Your goal: Reproduce the data below in full and exclude every picture.

* START Dataset *

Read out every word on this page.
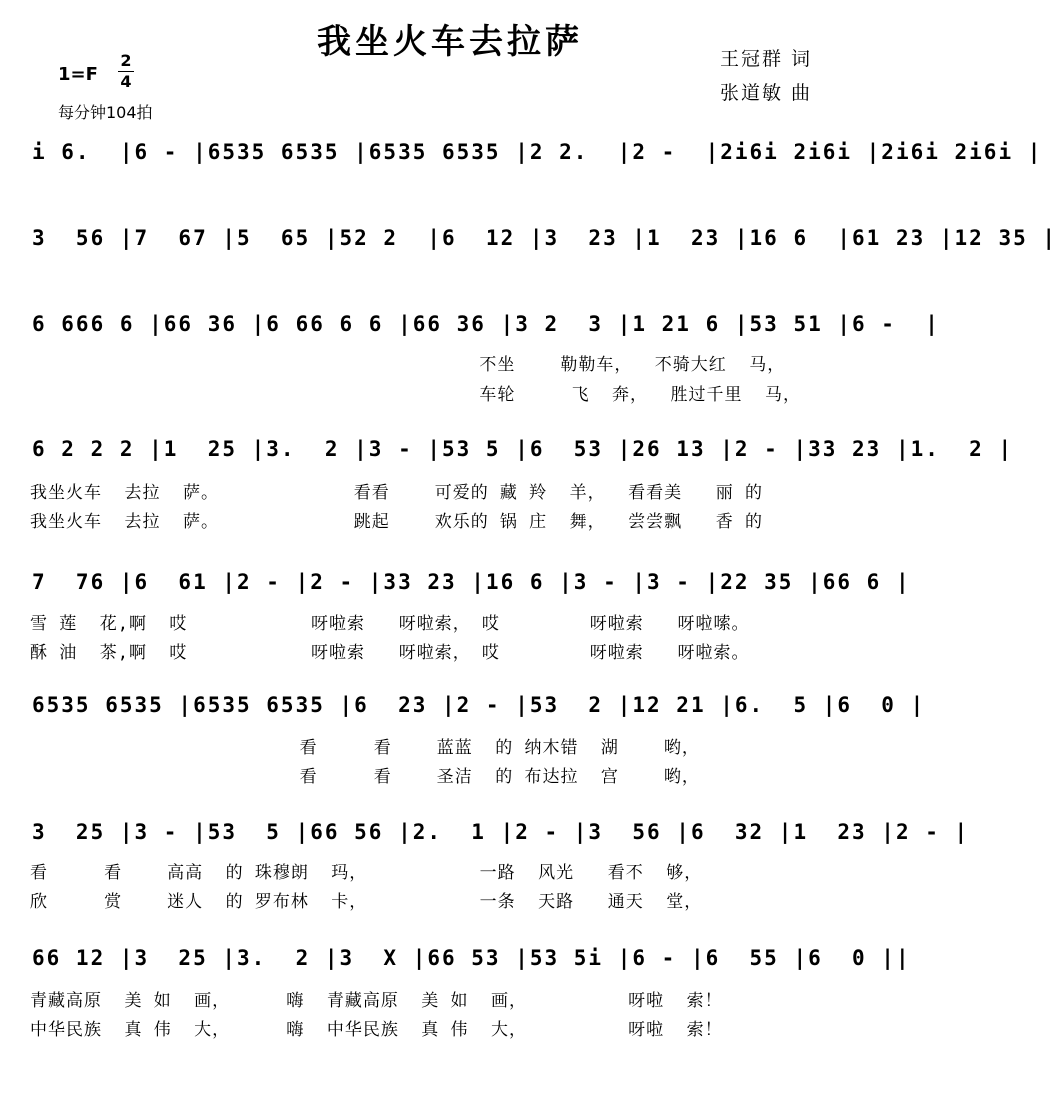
我坐火车去拉萨
1=F
2
4
每分钟104拍
王冠群 词
张道敏 曲
i 6.  |6 - |6535 6535 |6535 6535 |2 2.  |2 -  |2i6i 2i6i |2i6i 2i6i |
3  56 |7  67 |5  65 |52 2  |6  12 |3  23 |1  23 |16 6  |61 23 |12 35 |
6 666 6 |66 36 |6 66 6 6 |66 36 |3 2  3 |1 21 6 |53 51 |6 -  |
不坐    勒勒车，  不骑大红  马，
车轮     飞  奔，  胜过千里  马，
6 2 2 2 |1  25 |3.  2 |3 - |53 5 |6  53 |26 13 |2 - |33 23 |1.  2 |
我坐火车  去拉  萨。            看看    可爱的 藏 羚  羊，  看看美   丽 的
我坐火车  去拉  萨。            跳起    欢乐的 锅 庄  舞，  尝尝飘   香 的
7  76 |6  61 |2 - |2 - |33 23 |16 6 |3 - |3 - |22 35 |66 6 |
雪 莲  花,啊  哎           呀啦索   呀啦索， 哎        呀啦索   呀啦嗦。
酥 油  茶,啊  哎           呀啦索   呀啦索， 哎        呀啦索   呀啦索。
6535 6535 |6535 6535 |6  23 |2 - |53  2 |12 21 |6.  5 |6  0 |
看     看    蓝蓝  的 纳木错  湖    哟，
看     看    圣洁  的 布达拉  宫    哟，
3  25 |3 - |53  5 |66 56 |2.  1 |2 - |3  56 |6  32 |1  23 |2 - |
看     看    高高  的 珠穆朗  玛，          一路  风光   看不  够，
欣     赏    迷人  的 罗布林  卡，          一条  天路   通天  堂，
66 12 |3  25 |3.  2 |3  X |66 53 |53 5i |6 - |6  55 |6  0 ||
青藏高原  美 如  画，     嗨  青藏高原  美 如  画，         呀啦  索！
中华民族  真 伟  大，     嗨  中华民族  真 伟  大，         呀啦  索！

* END Dataset *

Task solution:
Read out every word on this page.
我坐火车去拉萨
1=F
2
4
每分钟104拍
王冠群 词
张道敏 曲
i 6.  |6 - |6535 6535 |6535 6535 |2 2.  |2 -  |2i6i 2i6i |2i6i 2i6i |
3  56 |7  67 |5  65 |52 2  |6  12 |3  23 |1  23 |16 6  |61 23 |12 35 |
6 666 6 |66 36 |6 66 6 6 |66 36 |3 2  3 |1 21 6 |53 51 |6 -  |
不坐    勒勒车，  不骑大红  马，
车轮     飞  奔，  胜过千里  马，
6 2 2 2 |1  25 |3.  2 |3 - |53 5 |6  53 |26 13 |2 - |33 23 |1.  2 |
我坐火车  去拉  萨。            看看    可爱的 藏 羚  羊，  看看美   丽 的
我坐火车  去拉  萨。            跳起    欢乐的 锅 庄  舞，  尝尝飘   香 的
7  76 |6  61 |2 - |2 - |33 23 |16 6 |3 - |3 - |22 35 |66 6 |
雪 莲  花,啊  哎           呀啦索   呀啦索， 哎        呀啦索   呀啦嗦。
酥 油  茶,啊  哎           呀啦索   呀啦索， 哎        呀啦索   呀啦索。
6535 6535 |6535 6535 |6  23 |2 - |53  2 |12 21 |6.  5 |6  0 |
看     看    蓝蓝  的 纳木错  湖    哟，
看     看    圣洁  的 布达拉  宫    哟，
3  25 |3 - |53  5 |66 56 |2.  1 |2 - |3  56 |6  32 |1  23 |2 - |
看     看    高高  的 珠穆朗  玛，          一路  风光   看不  够，
欣     赏    迷人  的 罗布林  卡，          一条  天路   通天  堂，
66 12 |3  25 |3.  2 |3  X |66 53 |53 5i |6 - |6  55 |6  0 ||
青藏高原  美 如  画，     嗨  青藏高原  美 如  画，         呀啦  索！
中华民族  真 伟  大，     嗨  中华民族  真 伟  大，         呀啦  索！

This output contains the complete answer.